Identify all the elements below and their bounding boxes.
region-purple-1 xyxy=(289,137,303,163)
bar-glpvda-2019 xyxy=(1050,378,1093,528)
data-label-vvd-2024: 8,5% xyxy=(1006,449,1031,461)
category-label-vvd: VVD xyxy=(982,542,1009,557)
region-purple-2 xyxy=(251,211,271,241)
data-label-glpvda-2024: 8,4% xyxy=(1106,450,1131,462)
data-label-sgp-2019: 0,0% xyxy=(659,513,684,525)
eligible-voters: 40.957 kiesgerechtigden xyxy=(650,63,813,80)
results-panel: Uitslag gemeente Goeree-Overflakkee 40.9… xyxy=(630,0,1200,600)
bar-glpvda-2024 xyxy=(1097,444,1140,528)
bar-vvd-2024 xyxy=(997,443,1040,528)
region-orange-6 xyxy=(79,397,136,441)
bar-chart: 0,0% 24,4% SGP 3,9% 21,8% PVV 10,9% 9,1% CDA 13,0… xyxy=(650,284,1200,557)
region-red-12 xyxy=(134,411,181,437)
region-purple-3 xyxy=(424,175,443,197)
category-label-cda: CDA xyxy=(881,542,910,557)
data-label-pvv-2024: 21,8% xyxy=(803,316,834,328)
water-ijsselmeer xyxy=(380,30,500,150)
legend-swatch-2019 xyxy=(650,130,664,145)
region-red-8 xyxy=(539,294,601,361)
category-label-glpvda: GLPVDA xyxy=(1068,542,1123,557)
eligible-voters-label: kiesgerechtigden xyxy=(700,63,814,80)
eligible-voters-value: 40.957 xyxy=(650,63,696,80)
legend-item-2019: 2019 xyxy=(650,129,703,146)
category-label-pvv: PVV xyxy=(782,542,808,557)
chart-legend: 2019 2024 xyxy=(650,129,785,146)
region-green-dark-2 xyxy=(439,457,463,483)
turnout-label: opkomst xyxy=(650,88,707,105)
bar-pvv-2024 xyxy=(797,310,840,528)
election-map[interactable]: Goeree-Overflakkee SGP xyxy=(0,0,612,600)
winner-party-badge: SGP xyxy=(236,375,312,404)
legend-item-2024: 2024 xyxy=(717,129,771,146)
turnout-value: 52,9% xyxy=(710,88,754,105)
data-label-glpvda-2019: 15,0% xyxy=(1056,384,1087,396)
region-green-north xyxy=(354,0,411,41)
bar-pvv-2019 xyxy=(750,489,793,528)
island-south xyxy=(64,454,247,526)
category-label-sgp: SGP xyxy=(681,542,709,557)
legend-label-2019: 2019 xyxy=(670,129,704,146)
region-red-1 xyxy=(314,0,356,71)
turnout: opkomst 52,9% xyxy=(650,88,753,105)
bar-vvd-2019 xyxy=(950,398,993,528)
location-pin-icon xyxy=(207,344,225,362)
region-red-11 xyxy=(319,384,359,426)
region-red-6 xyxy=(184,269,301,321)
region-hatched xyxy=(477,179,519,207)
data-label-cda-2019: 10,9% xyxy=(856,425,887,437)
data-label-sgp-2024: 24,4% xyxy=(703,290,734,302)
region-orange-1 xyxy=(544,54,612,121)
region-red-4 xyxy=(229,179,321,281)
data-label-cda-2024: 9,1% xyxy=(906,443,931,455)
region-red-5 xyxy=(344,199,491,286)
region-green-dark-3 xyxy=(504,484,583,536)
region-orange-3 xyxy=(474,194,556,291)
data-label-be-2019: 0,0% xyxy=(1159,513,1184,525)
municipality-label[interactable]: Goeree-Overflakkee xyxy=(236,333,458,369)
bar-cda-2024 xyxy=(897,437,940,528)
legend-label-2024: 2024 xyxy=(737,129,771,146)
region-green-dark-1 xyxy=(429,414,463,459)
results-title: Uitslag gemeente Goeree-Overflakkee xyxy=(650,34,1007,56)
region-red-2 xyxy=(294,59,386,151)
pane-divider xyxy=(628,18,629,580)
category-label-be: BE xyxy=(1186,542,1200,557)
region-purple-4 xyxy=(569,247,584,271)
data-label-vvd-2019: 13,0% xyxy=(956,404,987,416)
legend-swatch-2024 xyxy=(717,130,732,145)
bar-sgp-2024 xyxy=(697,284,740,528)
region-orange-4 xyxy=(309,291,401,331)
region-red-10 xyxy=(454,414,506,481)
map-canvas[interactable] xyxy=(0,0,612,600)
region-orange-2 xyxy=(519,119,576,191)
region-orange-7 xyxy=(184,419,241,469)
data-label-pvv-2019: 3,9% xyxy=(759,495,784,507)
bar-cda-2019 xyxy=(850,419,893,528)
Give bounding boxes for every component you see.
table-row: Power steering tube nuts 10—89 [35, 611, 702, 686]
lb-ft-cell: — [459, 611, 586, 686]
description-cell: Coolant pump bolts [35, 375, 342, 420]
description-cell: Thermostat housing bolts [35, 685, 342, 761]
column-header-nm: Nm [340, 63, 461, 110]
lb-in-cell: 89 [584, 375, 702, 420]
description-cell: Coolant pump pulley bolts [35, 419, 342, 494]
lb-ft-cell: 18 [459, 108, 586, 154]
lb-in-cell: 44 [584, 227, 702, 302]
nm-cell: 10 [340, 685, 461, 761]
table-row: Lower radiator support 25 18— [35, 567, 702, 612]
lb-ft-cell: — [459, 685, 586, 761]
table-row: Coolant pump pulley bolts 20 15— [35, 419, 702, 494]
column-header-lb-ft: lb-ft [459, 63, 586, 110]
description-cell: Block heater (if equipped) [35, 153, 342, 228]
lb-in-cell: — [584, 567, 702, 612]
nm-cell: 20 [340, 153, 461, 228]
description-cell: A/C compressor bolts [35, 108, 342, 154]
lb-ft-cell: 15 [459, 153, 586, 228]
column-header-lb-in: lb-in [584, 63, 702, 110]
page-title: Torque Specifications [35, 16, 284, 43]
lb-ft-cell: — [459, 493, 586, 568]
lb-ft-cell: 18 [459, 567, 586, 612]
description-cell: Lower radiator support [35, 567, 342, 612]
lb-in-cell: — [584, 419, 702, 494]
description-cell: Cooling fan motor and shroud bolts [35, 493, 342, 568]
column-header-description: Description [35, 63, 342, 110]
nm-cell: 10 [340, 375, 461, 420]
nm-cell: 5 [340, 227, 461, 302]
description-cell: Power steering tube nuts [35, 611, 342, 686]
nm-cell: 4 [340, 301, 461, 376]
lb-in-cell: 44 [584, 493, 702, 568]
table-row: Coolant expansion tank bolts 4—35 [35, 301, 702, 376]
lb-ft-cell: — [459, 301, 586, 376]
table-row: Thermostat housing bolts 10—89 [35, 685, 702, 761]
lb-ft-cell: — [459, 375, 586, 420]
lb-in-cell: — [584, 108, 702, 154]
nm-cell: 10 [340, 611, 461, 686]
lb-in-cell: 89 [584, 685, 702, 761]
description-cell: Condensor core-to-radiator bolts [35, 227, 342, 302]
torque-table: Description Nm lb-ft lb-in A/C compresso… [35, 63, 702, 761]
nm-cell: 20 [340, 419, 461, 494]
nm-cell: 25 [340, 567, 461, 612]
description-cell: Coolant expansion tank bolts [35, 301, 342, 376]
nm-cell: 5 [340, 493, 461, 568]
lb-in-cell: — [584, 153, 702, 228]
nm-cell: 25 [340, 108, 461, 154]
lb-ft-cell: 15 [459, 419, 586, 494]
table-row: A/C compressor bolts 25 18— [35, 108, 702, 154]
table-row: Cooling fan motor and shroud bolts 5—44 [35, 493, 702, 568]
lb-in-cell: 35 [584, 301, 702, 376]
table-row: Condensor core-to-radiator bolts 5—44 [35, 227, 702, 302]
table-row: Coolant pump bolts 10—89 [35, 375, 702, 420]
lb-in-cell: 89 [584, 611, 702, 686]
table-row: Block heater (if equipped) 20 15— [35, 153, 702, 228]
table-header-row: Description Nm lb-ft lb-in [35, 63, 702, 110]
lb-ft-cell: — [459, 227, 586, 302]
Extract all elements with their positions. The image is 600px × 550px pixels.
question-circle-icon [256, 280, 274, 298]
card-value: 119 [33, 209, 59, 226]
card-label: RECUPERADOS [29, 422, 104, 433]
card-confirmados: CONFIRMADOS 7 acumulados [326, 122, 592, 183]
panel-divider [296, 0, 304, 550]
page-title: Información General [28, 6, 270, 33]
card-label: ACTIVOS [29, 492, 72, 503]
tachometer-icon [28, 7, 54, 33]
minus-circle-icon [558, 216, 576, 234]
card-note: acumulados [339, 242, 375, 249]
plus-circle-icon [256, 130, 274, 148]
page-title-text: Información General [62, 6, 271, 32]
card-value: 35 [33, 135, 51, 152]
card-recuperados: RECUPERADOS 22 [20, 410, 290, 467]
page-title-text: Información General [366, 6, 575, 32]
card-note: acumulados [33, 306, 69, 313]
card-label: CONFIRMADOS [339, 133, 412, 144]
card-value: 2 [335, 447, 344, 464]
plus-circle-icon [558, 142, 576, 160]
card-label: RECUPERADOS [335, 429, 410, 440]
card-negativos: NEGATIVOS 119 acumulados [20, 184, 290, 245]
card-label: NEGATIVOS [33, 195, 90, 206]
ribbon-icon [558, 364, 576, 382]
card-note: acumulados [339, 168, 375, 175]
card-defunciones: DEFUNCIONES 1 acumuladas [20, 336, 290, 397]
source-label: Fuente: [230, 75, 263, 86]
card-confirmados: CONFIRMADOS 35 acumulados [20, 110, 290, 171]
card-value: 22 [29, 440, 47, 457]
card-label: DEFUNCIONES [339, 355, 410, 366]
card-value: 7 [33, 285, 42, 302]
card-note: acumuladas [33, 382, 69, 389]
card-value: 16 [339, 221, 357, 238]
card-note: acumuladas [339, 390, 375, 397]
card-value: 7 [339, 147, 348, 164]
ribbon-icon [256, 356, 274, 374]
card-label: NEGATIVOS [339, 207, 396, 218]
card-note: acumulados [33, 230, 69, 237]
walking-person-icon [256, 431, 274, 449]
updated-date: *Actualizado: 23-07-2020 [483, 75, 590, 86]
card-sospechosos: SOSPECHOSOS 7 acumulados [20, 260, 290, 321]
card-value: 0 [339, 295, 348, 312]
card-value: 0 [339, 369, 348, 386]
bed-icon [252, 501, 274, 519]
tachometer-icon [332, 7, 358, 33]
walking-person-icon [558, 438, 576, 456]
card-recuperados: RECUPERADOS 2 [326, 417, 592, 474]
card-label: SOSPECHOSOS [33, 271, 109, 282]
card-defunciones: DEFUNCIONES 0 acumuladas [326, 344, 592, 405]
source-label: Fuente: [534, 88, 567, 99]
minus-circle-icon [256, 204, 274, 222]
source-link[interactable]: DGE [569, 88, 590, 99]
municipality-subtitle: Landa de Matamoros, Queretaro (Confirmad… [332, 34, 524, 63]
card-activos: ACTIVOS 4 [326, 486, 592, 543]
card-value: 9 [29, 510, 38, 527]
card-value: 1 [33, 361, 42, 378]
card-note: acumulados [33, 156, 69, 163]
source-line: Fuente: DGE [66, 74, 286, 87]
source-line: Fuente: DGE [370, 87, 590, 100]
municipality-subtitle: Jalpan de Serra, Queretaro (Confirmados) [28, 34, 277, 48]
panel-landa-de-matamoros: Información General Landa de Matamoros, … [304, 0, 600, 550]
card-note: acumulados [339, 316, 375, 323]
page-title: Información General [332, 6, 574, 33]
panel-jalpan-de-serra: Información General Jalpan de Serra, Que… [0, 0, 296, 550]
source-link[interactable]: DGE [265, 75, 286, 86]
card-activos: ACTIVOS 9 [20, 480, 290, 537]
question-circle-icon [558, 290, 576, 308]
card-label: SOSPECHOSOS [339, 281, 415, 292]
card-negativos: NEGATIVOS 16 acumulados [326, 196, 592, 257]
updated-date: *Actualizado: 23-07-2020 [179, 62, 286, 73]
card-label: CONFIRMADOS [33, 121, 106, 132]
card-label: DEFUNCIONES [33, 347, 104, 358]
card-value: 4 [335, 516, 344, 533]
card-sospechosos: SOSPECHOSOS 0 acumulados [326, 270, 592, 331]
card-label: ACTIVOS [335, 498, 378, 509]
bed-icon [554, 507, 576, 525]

• Job
Lay out the rows as a JSON list of strings, beginning with the first row and going on through the row that contains "region-purple-3 xyxy=(424,175,443,197)", with one string per row and no blank rows.

• Written reply
[
  "Identify all the elements below and their bounding boxes.",
  "region-purple-1 xyxy=(289,137,303,163)",
  "bar-glpvda-2019 xyxy=(1050,378,1093,528)",
  "data-label-vvd-2024: 8,5% xyxy=(1006,449,1031,461)",
  "category-label-vvd: VVD xyxy=(982,542,1009,557)",
  "region-purple-2 xyxy=(251,211,271,241)",
  "data-label-glpvda-2024: 8,4% xyxy=(1106,450,1131,462)",
  "data-label-sgp-2019: 0,0% xyxy=(659,513,684,525)",
  "eligible-voters: 40.957 kiesgerechtigden xyxy=(650,63,813,80)",
  "results-panel: Uitslag gemeente Goeree-Overflakkee 40.9… xyxy=(630,0,1200,600)",
  "bar-glpvda-2024 xyxy=(1097,444,1140,528)",
  "bar-vvd-2024 xyxy=(997,443,1040,528)",
  "region-orange-6 xyxy=(79,397,136,441)",
  "bar-chart: 0,0% 24,4% SGP 3,9% 21,8% PVV 10,9% 9,1% CDA 13,0… xyxy=(650,284,1200,557)",
  "region-red-12 xyxy=(134,411,181,437)",
  "region-purple-3 xyxy=(424,175,443,197)"
]